AIM 1:
Answer these questions from the rose thread:
(a) In arboromega's first post, where is there still some green?
(b) What does John Stewart say roses in general like?
(c) Until when does John Stewart say not to cut the roses down?
AIM 2:
Collect every line of the entries that contains the word "Connections". Case counts.

PROVIDED PASSAGE:

# roses



## arboromega (Sep 9, 2004)

all this rain has drowned my roses, they have totaly defoliated, but there is still some green inside the stem. should i cut them back now or are the gone. any opinions. for the record i have a cosistent history of being a terrible rose gardener.


----------



## John Stewart (Sep 9, 2004)

Hey
Don't tell the guy's but Roses are one of my fav's!:blush: 
I wouldn't do anything right now
Let them run the course this season and get as much photosynthisis they can.
Roses in general like tons of sun and well drained soil!
Good luck
Later
John


----------



## John Stewart (Sep 9, 2004)

Oh I forgot!
Roses get lot's of fungal issues like Black spot and Powdery Mildue in rainy years or over watered situations.
Gather up all the leaves so the fungis will be less next year!
Later
John


----------



## arboromega (Sep 12, 2004)

thanks john. ill try it. i like roses as well. do i cut em back to the ground and mulch over em this winter?


----------



## John Stewart (Sep 12, 2004)

Hey
Don't cut them down till the spring!
Mound them up and wait to see how much die back you have in the spring and cut them to that point. That way you might have way more buds to start off the spring right!
Later
John


----------

PROVIDED RECORDS:
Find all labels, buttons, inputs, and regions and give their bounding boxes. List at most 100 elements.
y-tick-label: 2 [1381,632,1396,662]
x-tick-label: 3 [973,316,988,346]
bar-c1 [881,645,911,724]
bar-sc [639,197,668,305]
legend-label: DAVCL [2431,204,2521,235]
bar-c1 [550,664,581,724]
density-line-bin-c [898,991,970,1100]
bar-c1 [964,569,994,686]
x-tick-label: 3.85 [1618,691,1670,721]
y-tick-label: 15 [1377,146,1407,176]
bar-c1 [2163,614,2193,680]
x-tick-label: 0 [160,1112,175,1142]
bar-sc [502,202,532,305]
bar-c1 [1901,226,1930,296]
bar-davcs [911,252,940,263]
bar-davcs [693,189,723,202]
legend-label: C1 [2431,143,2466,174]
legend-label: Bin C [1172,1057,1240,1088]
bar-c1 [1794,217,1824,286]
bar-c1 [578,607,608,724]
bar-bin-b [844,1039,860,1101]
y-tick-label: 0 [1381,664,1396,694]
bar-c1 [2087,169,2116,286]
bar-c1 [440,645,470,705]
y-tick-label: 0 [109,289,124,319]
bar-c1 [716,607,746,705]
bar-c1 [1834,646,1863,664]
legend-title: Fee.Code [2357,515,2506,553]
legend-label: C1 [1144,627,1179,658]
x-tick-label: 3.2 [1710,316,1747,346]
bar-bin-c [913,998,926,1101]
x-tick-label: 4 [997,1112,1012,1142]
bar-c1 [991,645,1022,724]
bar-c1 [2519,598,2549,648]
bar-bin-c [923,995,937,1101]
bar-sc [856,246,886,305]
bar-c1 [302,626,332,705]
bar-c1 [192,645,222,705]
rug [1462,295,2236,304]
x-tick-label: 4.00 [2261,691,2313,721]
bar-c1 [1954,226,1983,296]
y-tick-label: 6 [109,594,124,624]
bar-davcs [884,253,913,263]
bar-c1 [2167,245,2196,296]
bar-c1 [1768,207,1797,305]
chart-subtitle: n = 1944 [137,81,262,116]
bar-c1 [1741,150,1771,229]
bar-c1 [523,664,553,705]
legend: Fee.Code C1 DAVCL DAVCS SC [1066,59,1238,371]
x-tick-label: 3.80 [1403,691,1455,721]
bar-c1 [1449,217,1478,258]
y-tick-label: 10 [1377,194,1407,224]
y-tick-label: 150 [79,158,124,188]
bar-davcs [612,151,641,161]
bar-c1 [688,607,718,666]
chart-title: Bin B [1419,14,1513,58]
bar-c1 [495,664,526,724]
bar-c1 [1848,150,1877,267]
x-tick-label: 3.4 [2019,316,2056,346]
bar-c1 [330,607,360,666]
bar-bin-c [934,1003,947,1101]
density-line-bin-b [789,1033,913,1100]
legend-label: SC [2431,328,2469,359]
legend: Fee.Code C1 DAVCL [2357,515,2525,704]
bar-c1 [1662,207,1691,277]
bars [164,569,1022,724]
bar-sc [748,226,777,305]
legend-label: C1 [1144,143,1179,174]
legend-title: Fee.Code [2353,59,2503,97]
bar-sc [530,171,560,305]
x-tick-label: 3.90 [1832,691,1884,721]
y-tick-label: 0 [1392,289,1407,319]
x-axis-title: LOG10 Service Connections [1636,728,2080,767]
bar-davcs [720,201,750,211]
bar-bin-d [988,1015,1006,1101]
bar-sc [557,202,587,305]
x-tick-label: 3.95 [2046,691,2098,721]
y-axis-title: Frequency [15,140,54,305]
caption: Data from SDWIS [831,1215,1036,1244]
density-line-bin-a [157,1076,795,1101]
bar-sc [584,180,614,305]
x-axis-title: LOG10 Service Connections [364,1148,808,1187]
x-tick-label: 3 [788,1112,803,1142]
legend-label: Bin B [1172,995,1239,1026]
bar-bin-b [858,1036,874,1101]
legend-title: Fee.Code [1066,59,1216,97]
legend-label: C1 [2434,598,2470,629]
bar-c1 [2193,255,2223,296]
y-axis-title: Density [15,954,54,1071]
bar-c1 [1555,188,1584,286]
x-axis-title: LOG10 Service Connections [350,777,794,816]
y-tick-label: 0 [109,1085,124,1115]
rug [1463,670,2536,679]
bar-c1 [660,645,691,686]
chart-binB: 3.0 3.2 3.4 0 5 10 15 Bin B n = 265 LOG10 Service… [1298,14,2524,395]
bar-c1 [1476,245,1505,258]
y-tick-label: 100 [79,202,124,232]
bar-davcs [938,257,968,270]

EXPECTED OUTPUT 1:
(a) Inside the stem.
(b) Tons of sun and well drained soil.
(c) The spring.

EXPECTED OUTPUT 2:
x-axis-title: LOG10 Service Connections [1636,728,2080,767]
x-axis-title: LOG10 Service Connections [364,1148,808,1187]
x-axis-title: LOG10 Service Connections [350,777,794,816]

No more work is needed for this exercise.